======== MATERIAL SHOWN ========

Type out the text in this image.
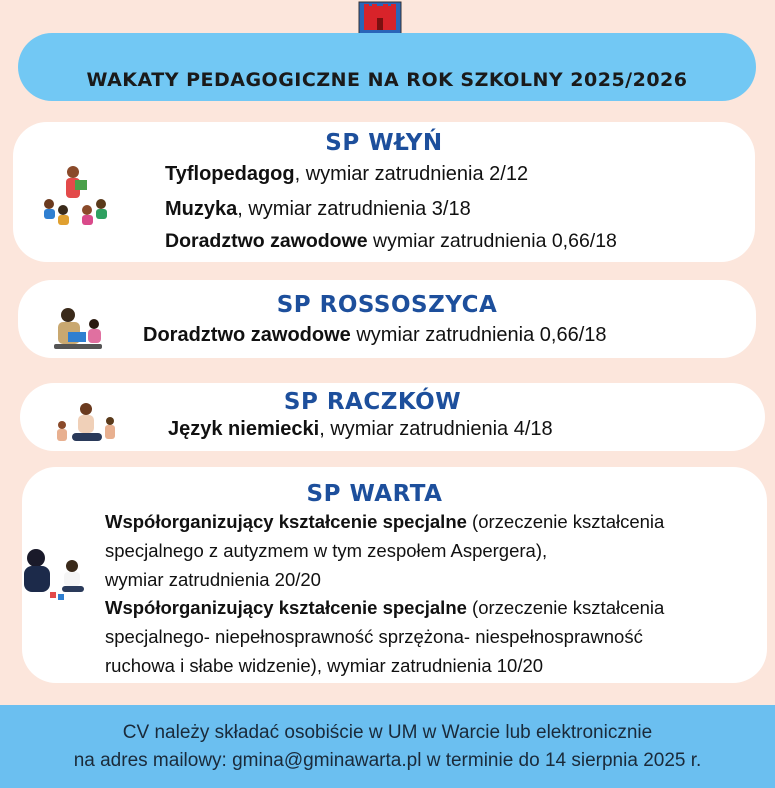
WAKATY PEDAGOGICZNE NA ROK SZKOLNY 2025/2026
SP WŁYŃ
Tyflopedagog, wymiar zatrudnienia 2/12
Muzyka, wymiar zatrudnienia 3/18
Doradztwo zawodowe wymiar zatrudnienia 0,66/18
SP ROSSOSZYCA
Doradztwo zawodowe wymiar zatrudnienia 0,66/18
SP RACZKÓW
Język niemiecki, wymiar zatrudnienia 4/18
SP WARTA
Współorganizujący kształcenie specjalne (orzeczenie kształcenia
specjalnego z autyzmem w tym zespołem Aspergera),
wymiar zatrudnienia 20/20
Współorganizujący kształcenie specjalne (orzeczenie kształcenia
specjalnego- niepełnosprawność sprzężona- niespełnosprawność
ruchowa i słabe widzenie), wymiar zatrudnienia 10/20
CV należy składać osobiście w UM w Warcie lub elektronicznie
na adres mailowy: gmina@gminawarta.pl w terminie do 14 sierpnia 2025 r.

========

■ GIVEN TASK ■
Locate the word "specjalnego" in the records above, and return each line that has it.

■ OUTPUT OF THE TASK ■
specjalnego z autyzmem w tym zespołem Aspergera),
specjalnego- niepełnosprawność sprzężona- niespełnosprawność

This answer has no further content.